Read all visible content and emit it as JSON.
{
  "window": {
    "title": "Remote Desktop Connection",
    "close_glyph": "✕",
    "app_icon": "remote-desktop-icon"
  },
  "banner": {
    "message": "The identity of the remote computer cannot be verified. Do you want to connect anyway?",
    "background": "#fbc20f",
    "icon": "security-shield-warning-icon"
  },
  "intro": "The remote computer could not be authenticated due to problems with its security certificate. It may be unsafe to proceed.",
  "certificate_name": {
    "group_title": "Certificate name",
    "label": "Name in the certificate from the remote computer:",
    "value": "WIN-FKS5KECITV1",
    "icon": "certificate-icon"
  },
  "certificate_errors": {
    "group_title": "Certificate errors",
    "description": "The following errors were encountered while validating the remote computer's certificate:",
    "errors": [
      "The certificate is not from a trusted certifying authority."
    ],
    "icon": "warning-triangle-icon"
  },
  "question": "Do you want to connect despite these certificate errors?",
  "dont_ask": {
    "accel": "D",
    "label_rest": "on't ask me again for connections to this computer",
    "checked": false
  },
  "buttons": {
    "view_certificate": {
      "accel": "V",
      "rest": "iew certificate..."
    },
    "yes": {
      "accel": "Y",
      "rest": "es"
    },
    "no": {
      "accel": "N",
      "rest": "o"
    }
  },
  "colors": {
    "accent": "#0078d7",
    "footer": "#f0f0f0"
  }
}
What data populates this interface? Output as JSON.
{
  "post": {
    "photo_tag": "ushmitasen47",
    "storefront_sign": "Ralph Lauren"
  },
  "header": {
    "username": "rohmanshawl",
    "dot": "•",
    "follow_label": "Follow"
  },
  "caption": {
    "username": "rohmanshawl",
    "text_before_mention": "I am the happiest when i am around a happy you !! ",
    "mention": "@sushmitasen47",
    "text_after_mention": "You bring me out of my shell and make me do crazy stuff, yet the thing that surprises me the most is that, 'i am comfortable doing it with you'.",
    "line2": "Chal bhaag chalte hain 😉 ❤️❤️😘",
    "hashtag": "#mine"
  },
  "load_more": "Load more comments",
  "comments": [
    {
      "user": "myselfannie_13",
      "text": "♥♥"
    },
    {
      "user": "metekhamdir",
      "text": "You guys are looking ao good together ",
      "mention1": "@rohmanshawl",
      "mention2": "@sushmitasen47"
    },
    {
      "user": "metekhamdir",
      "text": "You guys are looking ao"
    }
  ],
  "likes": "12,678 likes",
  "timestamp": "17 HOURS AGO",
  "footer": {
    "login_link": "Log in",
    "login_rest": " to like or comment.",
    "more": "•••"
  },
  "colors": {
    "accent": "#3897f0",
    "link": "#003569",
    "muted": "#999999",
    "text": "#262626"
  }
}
------
## Task goal:
Write out the listing once more, matching it exactly.

## Solution below:
Read all visible content and emit it as JSON.
{
  "window": {
    "title": "Remote Desktop Connection",
    "close_glyph": "✕",
    "app_icon": "remote-desktop-icon"
  },
  "banner": {
    "message": "The identity of the remote computer cannot be verified. Do you want to connect anyway?",
    "background": "#fbc20f",
    "icon": "security-shield-warning-icon"
  },
  "intro": "The remote computer could not be authenticated due to problems with its security certificate. It may be unsafe to proceed.",
  "certificate_name": {
    "group_title": "Certificate name",
    "label": "Name in the certificate from the remote computer:",
    "value": "WIN-FKS5KECITV1",
    "icon": "certificate-icon"
  },
  "certificate_errors": {
    "group_title": "Certificate errors",
    "description": "The following errors were encountered while validating the remote computer's certificate:",
    "errors": [
      "The certificate is not from a trusted certifying authority."
    ],
    "icon": "warning-triangle-icon"
  },
  "question": "Do you want to connect despite these certificate errors?",
  "dont_ask": {
    "accel": "D",
    "label_rest": "on't ask me again for connections to this computer",
    "checked": false
  },
  "buttons": {
    "view_certificate": {
      "accel": "V",
      "rest": "iew certificate..."
    },
    "yes": {
      "accel": "Y",
      "rest": "es"
    },
    "no": {
      "accel": "N",
      "rest": "o"
    }
  },
  "colors": {
    "accent": "#0078d7",
    "footer": "#f0f0f0"
  }
}
What data populates this interface? Output as JSON.
{
  "post": {
    "photo_tag": "ushmitasen47",
    "storefront_sign": "Ralph Lauren"
  },
  "header": {
    "username": "rohmanshawl",
    "dot": "•",
    "follow_label": "Follow"
  },
  "caption": {
    "username": "rohmanshawl",
    "text_before_mention": "I am the happiest when i am around a happy you !! ",
    "mention": "@sushmitasen47",
    "text_after_mention": "You bring me out of my shell and make me do crazy stuff, yet the thing that surprises me the most is that, 'i am comfortable doing it with you'.",
    "line2": "Chal bhaag chalte hain 😉 ❤️❤️😘",
    "hashtag": "#mine"
  },
  "load_more": "Load more comments",
  "comments": [
    {
      "user": "myselfannie_13",
      "text": "♥♥"
    },
    {
      "user": "metekhamdir",
      "text": "You guys are looking ao good together ",
      "mention1": "@rohmanshawl",
      "mention2": "@sushmitasen47"
    },
    {
      "user": "metekhamdir",
      "text": "You guys are looking ao"
    }
  ],
  "likes": "12,678 likes",
  "timestamp": "17 HOURS AGO",
  "footer": {
    "login_link": "Log in",
    "login_rest": " to like or comment.",
    "more": "•••"
  },
  "colors": {
    "accent": "#3897f0",
    "link": "#003569",
    "muted": "#999999",
    "text": "#262626"
  }
}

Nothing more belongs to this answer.